--- Start of INPUT RECORDS ---
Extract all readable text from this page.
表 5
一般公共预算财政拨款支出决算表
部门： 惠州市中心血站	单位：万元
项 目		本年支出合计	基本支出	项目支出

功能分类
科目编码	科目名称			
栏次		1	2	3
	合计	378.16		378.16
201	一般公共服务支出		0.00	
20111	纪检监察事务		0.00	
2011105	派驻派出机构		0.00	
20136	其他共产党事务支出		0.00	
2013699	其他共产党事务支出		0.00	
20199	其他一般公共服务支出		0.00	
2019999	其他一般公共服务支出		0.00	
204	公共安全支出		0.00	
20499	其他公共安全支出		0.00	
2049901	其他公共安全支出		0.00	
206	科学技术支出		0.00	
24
--- End of INPUT RECORDS ---
**PROBLEM TO WORK ON:**
Write out every line of the entries that holds the word "其他一般公共服务支出".

**RESPONSE:**
20199	其他一般公共服务支出		0.00	
2019999	其他一般公共服务支出		0.00	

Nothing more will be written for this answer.